- What you have to do
Output all the entries word for word. Omit the pictures.

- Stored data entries
━━━━━━━━

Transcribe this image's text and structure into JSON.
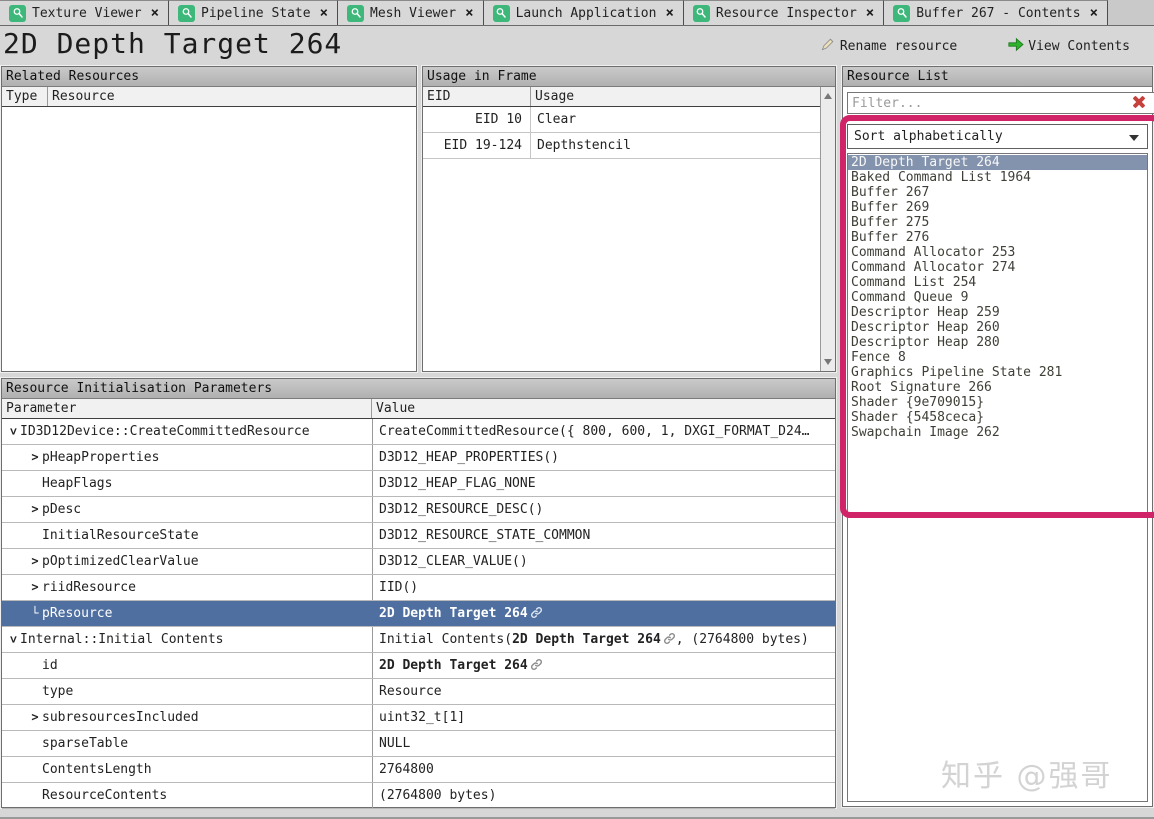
{
  "window": {
    "tabs": [
      {
        "label": "Texture Viewer"
      },
      {
        "label": "Pipeline State"
      },
      {
        "label": "Mesh Viewer"
      },
      {
        "label": "Launch Application"
      },
      {
        "label": "Resource Inspector"
      },
      {
        "label": "Buffer 267 - Contents"
      }
    ],
    "close_glyph": "×"
  },
  "header": {
    "title": "2D Depth Target 264",
    "rename_label": "Rename resource",
    "view_label": "View Contents"
  },
  "related_resources": {
    "title": "Related Resources",
    "columns": [
      "Type",
      "Resource"
    ],
    "rows": []
  },
  "usage_in_frame": {
    "title": "Usage in Frame",
    "columns": [
      "EID",
      "Usage"
    ],
    "rows": [
      {
        "eid": "EID 10",
        "usage": "Clear"
      },
      {
        "eid": "EID 19-124",
        "usage": "Depthstencil"
      }
    ]
  },
  "resource_list": {
    "title": "Resource List",
    "filter_placeholder": "Filter...",
    "sort_selected": "Sort alphabetically",
    "selected_index": 0,
    "items": [
      "2D Depth Target 264",
      "Baked Command List 1964",
      "Buffer 267",
      "Buffer 269",
      "Buffer 275",
      "Buffer 276",
      "Command Allocator 253",
      "Command Allocator 274",
      "Command List 254",
      "Command Queue 9",
      "Descriptor Heap 259",
      "Descriptor Heap 260",
      "Descriptor Heap 280",
      "Fence 8",
      "Graphics Pipeline State 281",
      "Root Signature 266",
      "Shader {9e709015}",
      "Shader {5458ceca}",
      "Swapchain Image 262"
    ]
  },
  "init_params": {
    "title": "Resource Initialisation Parameters",
    "columns": [
      "Parameter",
      "Value"
    ],
    "rows": [
      {
        "expander": "down",
        "indent": 0,
        "param": "ID3D12Device::CreateCommittedResource",
        "value": [
          {
            "t": "CreateCommittedResource({ 800, 600, 1, DXGI_FORMAT_D24…"
          }
        ]
      },
      {
        "expander": "right",
        "indent": 1,
        "param": "pHeapProperties",
        "value": [
          {
            "t": "D3D12_HEAP_PROPERTIES()"
          }
        ]
      },
      {
        "expander": "",
        "indent": 1,
        "param": "HeapFlags",
        "value": [
          {
            "t": "D3D12_HEAP_FLAG_NONE"
          }
        ]
      },
      {
        "expander": "right",
        "indent": 1,
        "param": "pDesc",
        "value": [
          {
            "t": "D3D12_RESOURCE_DESC()"
          }
        ]
      },
      {
        "expander": "",
        "indent": 1,
        "param": "InitialResourceState",
        "value": [
          {
            "t": "D3D12_RESOURCE_STATE_COMMON"
          }
        ]
      },
      {
        "expander": "right",
        "indent": 1,
        "param": "pOptimizedClearValue",
        "value": [
          {
            "t": "D3D12_CLEAR_VALUE()"
          }
        ]
      },
      {
        "expander": "right",
        "indent": 1,
        "param": "riidResource",
        "value": [
          {
            "t": "IID()"
          }
        ]
      },
      {
        "expander": "elbow",
        "indent": 1,
        "param": "pResource",
        "selected": true,
        "value": [
          {
            "t": "2D Depth Target 264",
            "bold": true,
            "link": true
          }
        ]
      },
      {
        "expander": "down",
        "indent": 0,
        "param": "Internal::Initial Contents",
        "value": [
          {
            "t": "Initial Contents("
          },
          {
            "t": "2D Depth Target 264",
            "bold": true,
            "link": true
          },
          {
            "t": ", (2764800 bytes)"
          }
        ]
      },
      {
        "expander": "",
        "indent": 1,
        "param": "id",
        "value": [
          {
            "t": "2D Depth Target 264",
            "bold": true,
            "link": true
          }
        ]
      },
      {
        "expander": "",
        "indent": 1,
        "param": "type",
        "value": [
          {
            "t": "Resource"
          }
        ]
      },
      {
        "expander": "right",
        "indent": 1,
        "param": "subresourcesIncluded",
        "value": [
          {
            "t": "uint32_t[1]"
          }
        ]
      },
      {
        "expander": "",
        "indent": 1,
        "param": "sparseTable",
        "value": [
          {
            "t": "NULL"
          }
        ]
      },
      {
        "expander": "",
        "indent": 1,
        "param": "ContentsLength",
        "value": [
          {
            "t": "2764800"
          }
        ]
      },
      {
        "expander": "",
        "indent": 1,
        "param": "ResourceContents",
        "value": [
          {
            "t": "(2764800 bytes)"
          }
        ]
      }
    ]
  },
  "watermark": "知乎 @强哥",
  "colors": {
    "annotation_pink": "#d12368",
    "selected_row_blue": "#4f6fa0",
    "list_selected_gray_blue": "#8393ad",
    "tab_icon_green": "#3db87a",
    "view_arrow_green": "#2fb32f",
    "filter_clear_red": "#c5413d"
  }
}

━━━━━━━━

- Output for this task
Transcribe this image's text and structure into JSON.
{
  "window": {
    "tabs": [
      {
        "label": "Texture Viewer"
      },
      {
        "label": "Pipeline State"
      },
      {
        "label": "Mesh Viewer"
      },
      {
        "label": "Launch Application"
      },
      {
        "label": "Resource Inspector"
      },
      {
        "label": "Buffer 267 - Contents"
      }
    ],
    "close_glyph": "×"
  },
  "header": {
    "title": "2D Depth Target 264",
    "rename_label": "Rename resource",
    "view_label": "View Contents"
  },
  "related_resources": {
    "title": "Related Resources",
    "columns": [
      "Type",
      "Resource"
    ],
    "rows": []
  },
  "usage_in_frame": {
    "title": "Usage in Frame",
    "columns": [
      "EID",
      "Usage"
    ],
    "rows": [
      {
        "eid": "EID 10",
        "usage": "Clear"
      },
      {
        "eid": "EID 19-124",
        "usage": "Depthstencil"
      }
    ]
  },
  "resource_list": {
    "title": "Resource List",
    "filter_placeholder": "Filter...",
    "sort_selected": "Sort alphabetically",
    "selected_index": 0,
    "items": [
      "2D Depth Target 264",
      "Baked Command List 1964",
      "Buffer 267",
      "Buffer 269",
      "Buffer 275",
      "Buffer 276",
      "Command Allocator 253",
      "Command Allocator 274",
      "Command List 254",
      "Command Queue 9",
      "Descriptor Heap 259",
      "Descriptor Heap 260",
      "Descriptor Heap 280",
      "Fence 8",
      "Graphics Pipeline State 281",
      "Root Signature 266",
      "Shader {9e709015}",
      "Shader {5458ceca}",
      "Swapchain Image 262"
    ]
  },
  "init_params": {
    "title": "Resource Initialisation Parameters",
    "columns": [
      "Parameter",
      "Value"
    ],
    "rows": [
      {
        "expander": "down",
        "indent": 0,
        "param": "ID3D12Device::CreateCommittedResource",
        "value": [
          {
            "t": "CreateCommittedResource({ 800, 600, 1, DXGI_FORMAT_D24…"
          }
        ]
      },
      {
        "expander": "right",
        "indent": 1,
        "param": "pHeapProperties",
        "value": [
          {
            "t": "D3D12_HEAP_PROPERTIES()"
          }
        ]
      },
      {
        "expander": "",
        "indent": 1,
        "param": "HeapFlags",
        "value": [
          {
            "t": "D3D12_HEAP_FLAG_NONE"
          }
        ]
      },
      {
        "expander": "right",
        "indent": 1,
        "param": "pDesc",
        "value": [
          {
            "t": "D3D12_RESOURCE_DESC()"
          }
        ]
      },
      {
        "expander": "",
        "indent": 1,
        "param": "InitialResourceState",
        "value": [
          {
            "t": "D3D12_RESOURCE_STATE_COMMON"
          }
        ]
      },
      {
        "expander": "right",
        "indent": 1,
        "param": "pOptimizedClearValue",
        "value": [
          {
            "t": "D3D12_CLEAR_VALUE()"
          }
        ]
      },
      {
        "expander": "right",
        "indent": 1,
        "param": "riidResource",
        "value": [
          {
            "t": "IID()"
          }
        ]
      },
      {
        "expander": "elbow",
        "indent": 1,
        "param": "pResource",
        "selected": true,
        "value": [
          {
            "t": "2D Depth Target 264",
            "bold": true,
            "link": true
          }
        ]
      },
      {
        "expander": "down",
        "indent": 0,
        "param": "Internal::Initial Contents",
        "value": [
          {
            "t": "Initial Contents("
          },
          {
            "t": "2D Depth Target 264",
            "bold": true,
            "link": true
          },
          {
            "t": ", (2764800 bytes)"
          }
        ]
      },
      {
        "expander": "",
        "indent": 1,
        "param": "id",
        "value": [
          {
            "t": "2D Depth Target 264",
            "bold": true,
            "link": true
          }
        ]
      },
      {
        "expander": "",
        "indent": 1,
        "param": "type",
        "value": [
          {
            "t": "Resource"
          }
        ]
      },
      {
        "expander": "right",
        "indent": 1,
        "param": "subresourcesIncluded",
        "value": [
          {
            "t": "uint32_t[1]"
          }
        ]
      },
      {
        "expander": "",
        "indent": 1,
        "param": "sparseTable",
        "value": [
          {
            "t": "NULL"
          }
        ]
      },
      {
        "expander": "",
        "indent": 1,
        "param": "ContentsLength",
        "value": [
          {
            "t": "2764800"
          }
        ]
      },
      {
        "expander": "",
        "indent": 1,
        "param": "ResourceContents",
        "value": [
          {
            "t": "(2764800 bytes)"
          }
        ]
      }
    ]
  },
  "watermark": "知乎 @强哥",
  "colors": {
    "annotation_pink": "#d12368",
    "selected_row_blue": "#4f6fa0",
    "list_selected_gray_blue": "#8393ad",
    "tab_icon_green": "#3db87a",
    "view_arrow_green": "#2fb32f",
    "filter_clear_red": "#c5413d"
  }
}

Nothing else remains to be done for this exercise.